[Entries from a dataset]

━━━━━━━━

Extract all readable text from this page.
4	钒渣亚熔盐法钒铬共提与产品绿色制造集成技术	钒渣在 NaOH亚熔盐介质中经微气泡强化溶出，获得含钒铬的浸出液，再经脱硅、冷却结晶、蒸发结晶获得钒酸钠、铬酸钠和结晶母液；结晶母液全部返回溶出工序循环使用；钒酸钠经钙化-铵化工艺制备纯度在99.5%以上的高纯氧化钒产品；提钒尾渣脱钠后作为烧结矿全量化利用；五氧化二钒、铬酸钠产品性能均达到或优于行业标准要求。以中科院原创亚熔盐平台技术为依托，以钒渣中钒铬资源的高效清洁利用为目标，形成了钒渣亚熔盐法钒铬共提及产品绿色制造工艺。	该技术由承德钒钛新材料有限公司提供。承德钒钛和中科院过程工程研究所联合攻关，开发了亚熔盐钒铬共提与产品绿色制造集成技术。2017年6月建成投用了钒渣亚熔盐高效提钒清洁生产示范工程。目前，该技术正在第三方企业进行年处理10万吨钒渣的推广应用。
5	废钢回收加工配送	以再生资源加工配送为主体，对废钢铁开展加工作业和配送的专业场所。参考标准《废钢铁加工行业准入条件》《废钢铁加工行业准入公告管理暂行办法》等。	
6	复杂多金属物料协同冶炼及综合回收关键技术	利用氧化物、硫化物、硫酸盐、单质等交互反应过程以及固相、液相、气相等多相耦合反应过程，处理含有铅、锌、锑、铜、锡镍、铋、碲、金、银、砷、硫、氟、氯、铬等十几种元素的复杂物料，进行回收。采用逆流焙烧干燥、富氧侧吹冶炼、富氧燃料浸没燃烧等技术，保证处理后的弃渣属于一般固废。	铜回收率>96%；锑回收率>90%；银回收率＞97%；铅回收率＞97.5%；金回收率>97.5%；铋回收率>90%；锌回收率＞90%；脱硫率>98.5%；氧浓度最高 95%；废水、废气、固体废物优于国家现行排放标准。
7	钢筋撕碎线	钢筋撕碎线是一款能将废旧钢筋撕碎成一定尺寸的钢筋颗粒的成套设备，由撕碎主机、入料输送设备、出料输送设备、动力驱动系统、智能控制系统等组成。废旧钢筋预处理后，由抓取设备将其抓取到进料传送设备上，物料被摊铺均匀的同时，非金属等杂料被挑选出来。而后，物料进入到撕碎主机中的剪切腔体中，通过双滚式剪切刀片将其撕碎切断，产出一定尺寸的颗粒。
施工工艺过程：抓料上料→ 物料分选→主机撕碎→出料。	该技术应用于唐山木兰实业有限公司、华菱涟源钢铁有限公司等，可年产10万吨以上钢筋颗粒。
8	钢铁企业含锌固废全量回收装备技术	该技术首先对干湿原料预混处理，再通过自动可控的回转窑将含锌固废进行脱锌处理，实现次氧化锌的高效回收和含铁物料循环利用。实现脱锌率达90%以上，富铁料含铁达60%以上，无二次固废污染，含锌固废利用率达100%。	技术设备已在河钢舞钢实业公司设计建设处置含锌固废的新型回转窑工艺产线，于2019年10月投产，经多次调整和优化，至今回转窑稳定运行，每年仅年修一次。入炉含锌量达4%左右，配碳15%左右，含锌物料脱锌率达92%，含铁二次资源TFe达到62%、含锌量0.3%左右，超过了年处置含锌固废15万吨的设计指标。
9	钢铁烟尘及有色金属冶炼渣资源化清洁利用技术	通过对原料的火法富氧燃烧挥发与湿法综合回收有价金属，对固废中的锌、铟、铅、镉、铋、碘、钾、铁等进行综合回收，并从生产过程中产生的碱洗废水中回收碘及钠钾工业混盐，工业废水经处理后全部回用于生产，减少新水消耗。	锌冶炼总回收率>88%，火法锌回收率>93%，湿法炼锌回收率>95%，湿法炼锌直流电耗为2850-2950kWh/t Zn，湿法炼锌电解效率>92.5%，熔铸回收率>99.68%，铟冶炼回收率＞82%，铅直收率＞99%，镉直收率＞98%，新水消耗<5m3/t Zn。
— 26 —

━━━━━━━━

* STATED PROBLEM *
Write out the entries above word for word.

* WRITTEN ANSWER *
Extract all readable text from this page.
4	钒渣亚熔盐法钒铬共提与产品绿色制造集成技术	钒渣在 NaOH亚熔盐介质中经微气泡强化溶出，获得含钒铬的浸出液，再经脱硅、冷却结晶、蒸发结晶获得钒酸钠、铬酸钠和结晶母液；结晶母液全部返回溶出工序循环使用；钒酸钠经钙化-铵化工艺制备纯度在99.5%以上的高纯氧化钒产品；提钒尾渣脱钠后作为烧结矿全量化利用；五氧化二钒、铬酸钠产品性能均达到或优于行业标准要求。以中科院原创亚熔盐平台技术为依托，以钒渣中钒铬资源的高效清洁利用为目标，形成了钒渣亚熔盐法钒铬共提及产品绿色制造工艺。	该技术由承德钒钛新材料有限公司提供。承德钒钛和中科院过程工程研究所联合攻关，开发了亚熔盐钒铬共提与产品绿色制造集成技术。2017年6月建成投用了钒渣亚熔盐高效提钒清洁生产示范工程。目前，该技术正在第三方企业进行年处理10万吨钒渣的推广应用。
5	废钢回收加工配送	以再生资源加工配送为主体，对废钢铁开展加工作业和配送的专业场所。参考标准《废钢铁加工行业准入条件》《废钢铁加工行业准入公告管理暂行办法》等。	
6	复杂多金属物料协同冶炼及综合回收关键技术	利用氧化物、硫化物、硫酸盐、单质等交互反应过程以及固相、液相、气相等多相耦合反应过程，处理含有铅、锌、锑、铜、锡镍、铋、碲、金、银、砷、硫、氟、氯、铬等十几种元素的复杂物料，进行回收。采用逆流焙烧干燥、富氧侧吹冶炼、富氧燃料浸没燃烧等技术，保证处理后的弃渣属于一般固废。	铜回收率>96%；锑回收率>90%；银回收率＞97%；铅回收率＞97.5%；金回收率>97.5%；铋回收率>90%；锌回收率＞90%；脱硫率>98.5%；氧浓度最高 95%；废水、废气、固体废物优于国家现行排放标准。
7	钢筋撕碎线	钢筋撕碎线是一款能将废旧钢筋撕碎成一定尺寸的钢筋颗粒的成套设备，由撕碎主机、入料输送设备、出料输送设备、动力驱动系统、智能控制系统等组成。废旧钢筋预处理后，由抓取设备将其抓取到进料传送设备上，物料被摊铺均匀的同时，非金属等杂料被挑选出来。而后，物料进入到撕碎主机中的剪切腔体中，通过双滚式剪切刀片将其撕碎切断，产出一定尺寸的颗粒。
施工工艺过程：抓料上料→ 物料分选→主机撕碎→出料。	该技术应用于唐山木兰实业有限公司、华菱涟源钢铁有限公司等，可年产10万吨以上钢筋颗粒。
8	钢铁企业含锌固废全量回收装备技术	该技术首先对干湿原料预混处理，再通过自动可控的回转窑将含锌固废进行脱锌处理，实现次氧化锌的高效回收和含铁物料循环利用。实现脱锌率达90%以上，富铁料含铁达60%以上，无二次固废污染，含锌固废利用率达100%。	技术设备已在河钢舞钢实业公司设计建设处置含锌固废的新型回转窑工艺产线，于2019年10月投产，经多次调整和优化，至今回转窑稳定运行，每年仅年修一次。入炉含锌量达4%左右，配碳15%左右，含锌物料脱锌率达92%，含铁二次资源TFe达到62%、含锌量0.3%左右，超过了年处置含锌固废15万吨的设计指标。
9	钢铁烟尘及有色金属冶炼渣资源化清洁利用技术	通过对原料的火法富氧燃烧挥发与湿法综合回收有价金属，对固废中的锌、铟、铅、镉、铋、碘、钾、铁等进行综合回收，并从生产过程中产生的碱洗废水中回收碘及钠钾工业混盐，工业废水经处理后全部回用于生产，减少新水消耗。	锌冶炼总回收率>88%，火法锌回收率>93%，湿法炼锌回收率>95%，湿法炼锌直流电耗为2850-2950kWh/t Zn，湿法炼锌电解效率>92.5%，熔铸回收率>99.68%，铟冶炼回收率＞82%，铅直收率＞99%，镉直收率＞98%，新水消耗<5m3/t Zn。
— 26 —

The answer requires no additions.